PASSAGE TO READ ▸
This analysis also had several methodological limitations that are due to its post hoc, exploratory, and predefined design. First, change in UACR is a surrogate marker for ESRD. Thus, trials examining the effect of eplerenone on more representative endpoints of ESRD are warranted. In addition, 24-h UNa at baseline was calculated from spot urine. While this method is practical, its ability to precisely measure salt intake is limited [40]. Specifically, while the 24-h UNa estimate is highly reliable when it is in the range of 181.0–233.3 mEq/day, it is relatively less reliable in the lower range, where the formula tends to underestimate the 24-h UNa [20].

Finally, this study showed that combination therapy with 50 mg/day eplerenone and standard doses of RAS inhibitors was efficacious and safe for non-diabetic patients with CKD, albuminuria, an eGFR of 50 ml/min per 1.73 m2 or more, and especially high salt intake. However, such combination therapy in patients with diabetic nephropathy and/or renal insufficiency increases the risk of serious hyperkalemia. This is supported by the fact that the present study showed that the combination therapy significantly increased the plasma potassium levels, although it did not elevate the frequency of severe hyperkalemia. Future studies that evaluate the ability of MR antagonists to retard the progression of ESRD as well as reduce albuminuria and blood pressure in patients with diabetic kidney diseases are needed. Similar studies with patients with renal insufficiency (eGFR in the range of 30–60) and with Caucasian patients with low daily salt intake (100–150 mEq/day) are also warranted. Nevertheless, our study, together with the fact that a meta-analysis of the placebo-adjusted drug effects in 21 clinical trials showed that reducing residual albuminuria correlates positively with retarded progression to ESRD [41], suggests that MR blockade may help to improve the CKD prognosis of hypertensive patients with residual albuminuria who are being treated with standard RAS therapy, especially when resistance to RAS inhibitors associates with excessive salt intake.

GIVEN DATA ▸
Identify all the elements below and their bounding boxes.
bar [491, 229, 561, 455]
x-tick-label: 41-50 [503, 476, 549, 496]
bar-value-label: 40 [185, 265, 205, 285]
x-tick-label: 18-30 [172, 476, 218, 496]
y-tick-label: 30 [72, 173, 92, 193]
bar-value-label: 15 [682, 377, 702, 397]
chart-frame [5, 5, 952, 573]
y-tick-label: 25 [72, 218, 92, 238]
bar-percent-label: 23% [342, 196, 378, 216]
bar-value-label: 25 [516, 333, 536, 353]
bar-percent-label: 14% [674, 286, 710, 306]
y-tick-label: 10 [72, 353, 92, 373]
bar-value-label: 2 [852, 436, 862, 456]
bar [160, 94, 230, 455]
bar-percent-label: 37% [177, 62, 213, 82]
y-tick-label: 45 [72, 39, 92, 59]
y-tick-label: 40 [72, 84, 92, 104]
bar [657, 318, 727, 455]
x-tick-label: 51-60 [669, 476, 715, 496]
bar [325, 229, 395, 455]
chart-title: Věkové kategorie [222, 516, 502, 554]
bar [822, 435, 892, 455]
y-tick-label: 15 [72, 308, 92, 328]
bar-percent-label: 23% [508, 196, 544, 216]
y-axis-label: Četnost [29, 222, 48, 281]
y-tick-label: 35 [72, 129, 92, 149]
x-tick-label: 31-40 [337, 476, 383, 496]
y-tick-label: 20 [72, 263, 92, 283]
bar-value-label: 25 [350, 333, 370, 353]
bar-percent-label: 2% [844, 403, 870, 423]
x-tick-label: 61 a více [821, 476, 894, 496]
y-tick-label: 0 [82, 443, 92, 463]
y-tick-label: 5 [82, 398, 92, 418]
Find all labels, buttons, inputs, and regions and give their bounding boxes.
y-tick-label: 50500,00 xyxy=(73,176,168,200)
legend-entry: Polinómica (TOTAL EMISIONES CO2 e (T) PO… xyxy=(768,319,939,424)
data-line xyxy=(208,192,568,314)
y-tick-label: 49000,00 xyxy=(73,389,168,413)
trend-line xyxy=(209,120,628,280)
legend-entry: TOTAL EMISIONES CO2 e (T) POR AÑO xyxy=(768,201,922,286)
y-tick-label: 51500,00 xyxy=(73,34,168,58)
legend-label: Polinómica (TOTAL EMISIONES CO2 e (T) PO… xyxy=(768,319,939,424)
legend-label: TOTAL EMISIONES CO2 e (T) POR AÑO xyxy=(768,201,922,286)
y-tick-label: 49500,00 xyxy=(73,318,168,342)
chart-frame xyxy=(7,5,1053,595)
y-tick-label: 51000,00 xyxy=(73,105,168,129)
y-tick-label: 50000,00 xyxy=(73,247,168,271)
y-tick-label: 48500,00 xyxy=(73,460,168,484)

TASK OBJECTIVE ▸ List all the bracketed reference numbers cited in the eplerenone passage, in the order they appear.

SOLUTION TO THE PROBLEM ▸ [40], [20], [41]